• DATASET EXCERPTS:
— start —
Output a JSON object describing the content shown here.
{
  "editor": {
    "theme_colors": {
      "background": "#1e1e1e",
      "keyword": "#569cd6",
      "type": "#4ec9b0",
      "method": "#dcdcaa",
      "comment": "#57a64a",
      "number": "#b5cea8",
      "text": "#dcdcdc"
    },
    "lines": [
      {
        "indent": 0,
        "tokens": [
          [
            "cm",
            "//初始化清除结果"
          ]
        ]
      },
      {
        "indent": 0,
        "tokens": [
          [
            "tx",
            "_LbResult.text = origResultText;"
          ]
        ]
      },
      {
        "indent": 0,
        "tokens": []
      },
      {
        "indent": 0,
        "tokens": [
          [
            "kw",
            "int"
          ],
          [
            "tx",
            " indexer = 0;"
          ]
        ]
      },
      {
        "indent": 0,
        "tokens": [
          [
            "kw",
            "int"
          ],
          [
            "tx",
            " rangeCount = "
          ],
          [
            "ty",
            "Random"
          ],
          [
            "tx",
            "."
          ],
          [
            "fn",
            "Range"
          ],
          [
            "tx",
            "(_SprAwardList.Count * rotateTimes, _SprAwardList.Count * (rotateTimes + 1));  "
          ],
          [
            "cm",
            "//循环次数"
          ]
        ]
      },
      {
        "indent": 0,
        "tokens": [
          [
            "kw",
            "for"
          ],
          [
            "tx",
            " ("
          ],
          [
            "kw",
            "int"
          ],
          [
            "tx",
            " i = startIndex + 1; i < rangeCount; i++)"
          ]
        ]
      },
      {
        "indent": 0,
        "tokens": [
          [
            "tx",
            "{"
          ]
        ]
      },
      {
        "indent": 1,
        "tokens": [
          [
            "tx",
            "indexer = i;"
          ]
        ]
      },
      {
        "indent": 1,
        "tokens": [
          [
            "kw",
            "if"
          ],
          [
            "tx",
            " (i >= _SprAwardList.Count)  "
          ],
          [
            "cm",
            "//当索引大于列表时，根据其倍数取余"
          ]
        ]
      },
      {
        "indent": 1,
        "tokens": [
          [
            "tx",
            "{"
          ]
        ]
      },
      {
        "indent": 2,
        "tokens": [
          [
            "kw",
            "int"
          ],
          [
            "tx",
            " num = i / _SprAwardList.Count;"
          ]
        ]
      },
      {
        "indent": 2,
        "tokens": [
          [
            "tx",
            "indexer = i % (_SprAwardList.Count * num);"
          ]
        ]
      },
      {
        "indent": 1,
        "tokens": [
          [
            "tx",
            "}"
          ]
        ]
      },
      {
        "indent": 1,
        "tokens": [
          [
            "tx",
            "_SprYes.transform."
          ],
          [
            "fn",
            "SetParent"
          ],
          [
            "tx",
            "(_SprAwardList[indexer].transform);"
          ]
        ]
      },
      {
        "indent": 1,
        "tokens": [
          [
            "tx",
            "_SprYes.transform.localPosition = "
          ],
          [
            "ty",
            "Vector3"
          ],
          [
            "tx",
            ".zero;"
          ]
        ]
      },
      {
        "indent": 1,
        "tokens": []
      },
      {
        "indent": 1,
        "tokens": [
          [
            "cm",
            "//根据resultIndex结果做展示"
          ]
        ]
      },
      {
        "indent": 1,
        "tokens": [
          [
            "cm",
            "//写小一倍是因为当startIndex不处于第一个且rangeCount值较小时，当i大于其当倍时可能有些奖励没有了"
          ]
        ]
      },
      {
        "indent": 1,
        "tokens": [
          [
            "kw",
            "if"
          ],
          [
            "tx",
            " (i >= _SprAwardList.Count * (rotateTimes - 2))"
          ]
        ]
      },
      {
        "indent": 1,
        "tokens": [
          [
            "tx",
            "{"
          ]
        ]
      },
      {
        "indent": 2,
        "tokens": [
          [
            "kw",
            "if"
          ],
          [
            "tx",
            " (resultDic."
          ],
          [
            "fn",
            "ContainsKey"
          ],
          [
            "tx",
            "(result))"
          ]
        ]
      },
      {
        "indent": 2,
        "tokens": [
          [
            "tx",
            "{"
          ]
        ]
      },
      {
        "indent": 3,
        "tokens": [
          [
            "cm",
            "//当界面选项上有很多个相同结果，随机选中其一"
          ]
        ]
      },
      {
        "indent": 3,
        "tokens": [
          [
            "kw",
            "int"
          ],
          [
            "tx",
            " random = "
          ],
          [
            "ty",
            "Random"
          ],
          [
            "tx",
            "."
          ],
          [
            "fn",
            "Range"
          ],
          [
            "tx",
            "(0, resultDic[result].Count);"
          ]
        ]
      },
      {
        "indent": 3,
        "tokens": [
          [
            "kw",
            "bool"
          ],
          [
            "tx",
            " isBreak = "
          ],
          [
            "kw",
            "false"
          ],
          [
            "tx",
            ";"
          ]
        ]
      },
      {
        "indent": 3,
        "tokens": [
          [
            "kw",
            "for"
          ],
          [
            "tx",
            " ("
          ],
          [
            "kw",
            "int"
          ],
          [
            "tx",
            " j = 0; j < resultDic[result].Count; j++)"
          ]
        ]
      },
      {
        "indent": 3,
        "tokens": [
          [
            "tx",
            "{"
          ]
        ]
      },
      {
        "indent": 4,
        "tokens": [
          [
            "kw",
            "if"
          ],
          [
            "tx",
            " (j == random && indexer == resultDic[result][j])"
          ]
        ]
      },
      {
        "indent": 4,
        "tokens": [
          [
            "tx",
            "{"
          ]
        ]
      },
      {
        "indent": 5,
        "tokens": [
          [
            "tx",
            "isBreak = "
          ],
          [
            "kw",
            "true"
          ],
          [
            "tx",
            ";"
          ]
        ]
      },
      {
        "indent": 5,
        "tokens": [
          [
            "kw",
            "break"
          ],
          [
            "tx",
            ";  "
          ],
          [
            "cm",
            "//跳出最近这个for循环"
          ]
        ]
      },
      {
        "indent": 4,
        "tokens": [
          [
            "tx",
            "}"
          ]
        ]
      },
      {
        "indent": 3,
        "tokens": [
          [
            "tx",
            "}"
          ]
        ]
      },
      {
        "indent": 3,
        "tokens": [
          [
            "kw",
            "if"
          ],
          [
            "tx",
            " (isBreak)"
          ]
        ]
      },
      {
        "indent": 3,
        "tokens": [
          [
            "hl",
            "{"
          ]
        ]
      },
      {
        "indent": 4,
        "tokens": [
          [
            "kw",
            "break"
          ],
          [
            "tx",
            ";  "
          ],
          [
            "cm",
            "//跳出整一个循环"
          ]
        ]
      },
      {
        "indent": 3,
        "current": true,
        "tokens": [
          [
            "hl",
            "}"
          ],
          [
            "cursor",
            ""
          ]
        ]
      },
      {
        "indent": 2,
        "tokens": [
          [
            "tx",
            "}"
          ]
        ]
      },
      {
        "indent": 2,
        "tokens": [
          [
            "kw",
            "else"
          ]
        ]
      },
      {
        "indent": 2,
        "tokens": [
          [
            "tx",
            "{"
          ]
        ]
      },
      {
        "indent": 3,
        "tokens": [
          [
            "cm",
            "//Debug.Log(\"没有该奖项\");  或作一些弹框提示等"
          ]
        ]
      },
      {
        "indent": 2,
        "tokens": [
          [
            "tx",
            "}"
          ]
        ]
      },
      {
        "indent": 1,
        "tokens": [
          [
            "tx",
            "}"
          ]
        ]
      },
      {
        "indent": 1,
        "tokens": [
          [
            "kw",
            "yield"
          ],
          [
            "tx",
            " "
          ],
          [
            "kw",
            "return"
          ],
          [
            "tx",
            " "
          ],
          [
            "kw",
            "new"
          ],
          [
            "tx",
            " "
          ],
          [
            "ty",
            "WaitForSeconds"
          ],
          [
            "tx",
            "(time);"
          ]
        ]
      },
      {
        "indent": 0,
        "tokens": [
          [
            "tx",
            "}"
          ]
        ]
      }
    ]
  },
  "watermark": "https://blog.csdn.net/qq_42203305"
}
— end —
• SET EXERCISE: Retype all the records, matching them exactly.

• FULL OUTPUT:
Output a JSON object describing the content shown here.
{
  "editor": {
    "theme_colors": {
      "background": "#1e1e1e",
      "keyword": "#569cd6",
      "type": "#4ec9b0",
      "method": "#dcdcaa",
      "comment": "#57a64a",
      "number": "#b5cea8",
      "text": "#dcdcdc"
    },
    "lines": [
      {
        "indent": 0,
        "tokens": [
          [
            "cm",
            "//初始化清除结果"
          ]
        ]
      },
      {
        "indent": 0,
        "tokens": [
          [
            "tx",
            "_LbResult.text = origResultText;"
          ]
        ]
      },
      {
        "indent": 0,
        "tokens": []
      },
      {
        "indent": 0,
        "tokens": [
          [
            "kw",
            "int"
          ],
          [
            "tx",
            " indexer = 0;"
          ]
        ]
      },
      {
        "indent": 0,
        "tokens": [
          [
            "kw",
            "int"
          ],
          [
            "tx",
            " rangeCount = "
          ],
          [
            "ty",
            "Random"
          ],
          [
            "tx",
            "."
          ],
          [
            "fn",
            "Range"
          ],
          [
            "tx",
            "(_SprAwardList.Count * rotateTimes, _SprAwardList.Count * (rotateTimes + 1));  "
          ],
          [
            "cm",
            "//循环次数"
          ]
        ]
      },
      {
        "indent": 0,
        "tokens": [
          [
            "kw",
            "for"
          ],
          [
            "tx",
            " ("
          ],
          [
            "kw",
            "int"
          ],
          [
            "tx",
            " i = startIndex + 1; i < rangeCount; i++)"
          ]
        ]
      },
      {
        "indent": 0,
        "tokens": [
          [
            "tx",
            "{"
          ]
        ]
      },
      {
        "indent": 1,
        "tokens": [
          [
            "tx",
            "indexer = i;"
          ]
        ]
      },
      {
        "indent": 1,
        "tokens": [
          [
            "kw",
            "if"
          ],
          [
            "tx",
            " (i >= _SprAwardList.Count)  "
          ],
          [
            "cm",
            "//当索引大于列表时，根据其倍数取余"
          ]
        ]
      },
      {
        "indent": 1,
        "tokens": [
          [
            "tx",
            "{"
          ]
        ]
      },
      {
        "indent": 2,
        "tokens": [
          [
            "kw",
            "int"
          ],
          [
            "tx",
            " num = i / _SprAwardList.Count;"
          ]
        ]
      },
      {
        "indent": 2,
        "tokens": [
          [
            "tx",
            "indexer = i % (_SprAwardList.Count * num);"
          ]
        ]
      },
      {
        "indent": 1,
        "tokens": [
          [
            "tx",
            "}"
          ]
        ]
      },
      {
        "indent": 1,
        "tokens": [
          [
            "tx",
            "_SprYes.transform."
          ],
          [
            "fn",
            "SetParent"
          ],
          [
            "tx",
            "(_SprAwardList[indexer].transform);"
          ]
        ]
      },
      {
        "indent": 1,
        "tokens": [
          [
            "tx",
            "_SprYes.transform.localPosition = "
          ],
          [
            "ty",
            "Vector3"
          ],
          [
            "tx",
            ".zero;"
          ]
        ]
      },
      {
        "indent": 1,
        "tokens": []
      },
      {
        "indent": 1,
        "tokens": [
          [
            "cm",
            "//根据resultIndex结果做展示"
          ]
        ]
      },
      {
        "indent": 1,
        "tokens": [
          [
            "cm",
            "//写小一倍是因为当startIndex不处于第一个且rangeCount值较小时，当i大于其当倍时可能有些奖励没有了"
          ]
        ]
      },
      {
        "indent": 1,
        "tokens": [
          [
            "kw",
            "if"
          ],
          [
            "tx",
            " (i >= _SprAwardList.Count * (rotateTimes - 2))"
          ]
        ]
      },
      {
        "indent": 1,
        "tokens": [
          [
            "tx",
            "{"
          ]
        ]
      },
      {
        "indent": 2,
        "tokens": [
          [
            "kw",
            "if"
          ],
          [
            "tx",
            " (resultDic."
          ],
          [
            "fn",
            "ContainsKey"
          ],
          [
            "tx",
            "(result))"
          ]
        ]
      },
      {
        "indent": 2,
        "tokens": [
          [
            "tx",
            "{"
          ]
        ]
      },
      {
        "indent": 3,
        "tokens": [
          [
            "cm",
            "//当界面选项上有很多个相同结果，随机选中其一"
          ]
        ]
      },
      {
        "indent": 3,
        "tokens": [
          [
            "kw",
            "int"
          ],
          [
            "tx",
            " random = "
          ],
          [
            "ty",
            "Random"
          ],
          [
            "tx",
            "."
          ],
          [
            "fn",
            "Range"
          ],
          [
            "tx",
            "(0, resultDic[result].Count);"
          ]
        ]
      },
      {
        "indent": 3,
        "tokens": [
          [
            "kw",
            "bool"
          ],
          [
            "tx",
            " isBreak = "
          ],
          [
            "kw",
            "false"
          ],
          [
            "tx",
            ";"
          ]
        ]
      },
      {
        "indent": 3,
        "tokens": [
          [
            "kw",
            "for"
          ],
          [
            "tx",
            " ("
          ],
          [
            "kw",
            "int"
          ],
          [
            "tx",
            " j = 0; j < resultDic[result].Count; j++)"
          ]
        ]
      },
      {
        "indent": 3,
        "tokens": [
          [
            "tx",
            "{"
          ]
        ]
      },
      {
        "indent": 4,
        "tokens": [
          [
            "kw",
            "if"
          ],
          [
            "tx",
            " (j == random && indexer == resultDic[result][j])"
          ]
        ]
      },
      {
        "indent": 4,
        "tokens": [
          [
            "tx",
            "{"
          ]
        ]
      },
      {
        "indent": 5,
        "tokens": [
          [
            "tx",
            "isBreak = "
          ],
          [
            "kw",
            "true"
          ],
          [
            "tx",
            ";"
          ]
        ]
      },
      {
        "indent": 5,
        "tokens": [
          [
            "kw",
            "break"
          ],
          [
            "tx",
            ";  "
          ],
          [
            "cm",
            "//跳出最近这个for循环"
          ]
        ]
      },
      {
        "indent": 4,
        "tokens": [
          [
            "tx",
            "}"
          ]
        ]
      },
      {
        "indent": 3,
        "tokens": [
          [
            "tx",
            "}"
          ]
        ]
      },
      {
        "indent": 3,
        "tokens": [
          [
            "kw",
            "if"
          ],
          [
            "tx",
            " (isBreak)"
          ]
        ]
      },
      {
        "indent": 3,
        "tokens": [
          [
            "hl",
            "{"
          ]
        ]
      },
      {
        "indent": 4,
        "tokens": [
          [
            "kw",
            "break"
          ],
          [
            "tx",
            ";  "
          ],
          [
            "cm",
            "//跳出整一个循环"
          ]
        ]
      },
      {
        "indent": 3,
        "current": true,
        "tokens": [
          [
            "hl",
            "}"
          ],
          [
            "cursor",
            ""
          ]
        ]
      },
      {
        "indent": 2,
        "tokens": [
          [
            "tx",
            "}"
          ]
        ]
      },
      {
        "indent": 2,
        "tokens": [
          [
            "kw",
            "else"
          ]
        ]
      },
      {
        "indent": 2,
        "tokens": [
          [
            "tx",
            "{"
          ]
        ]
      },
      {
        "indent": 3,
        "tokens": [
          [
            "cm",
            "//Debug.Log(\"没有该奖项\");  或作一些弹框提示等"
          ]
        ]
      },
      {
        "indent": 2,
        "tokens": [
          [
            "tx",
            "}"
          ]
        ]
      },
      {
        "indent": 1,
        "tokens": [
          [
            "tx",
            "}"
          ]
        ]
      },
      {
        "indent": 1,
        "tokens": [
          [
            "kw",
            "yield"
          ],
          [
            "tx",
            " "
          ],
          [
            "kw",
            "return"
          ],
          [
            "tx",
            " "
          ],
          [
            "kw",
            "new"
          ],
          [
            "tx",
            " "
          ],
          [
            "ty",
            "WaitForSeconds"
          ],
          [
            "tx",
            "(time);"
          ]
        ]
      },
      {
        "indent": 0,
        "tokens": [
          [
            "tx",
            "}"
          ]
        ]
      }
    ]
  },
  "watermark": "https://blog.csdn.net/qq_42203305"
}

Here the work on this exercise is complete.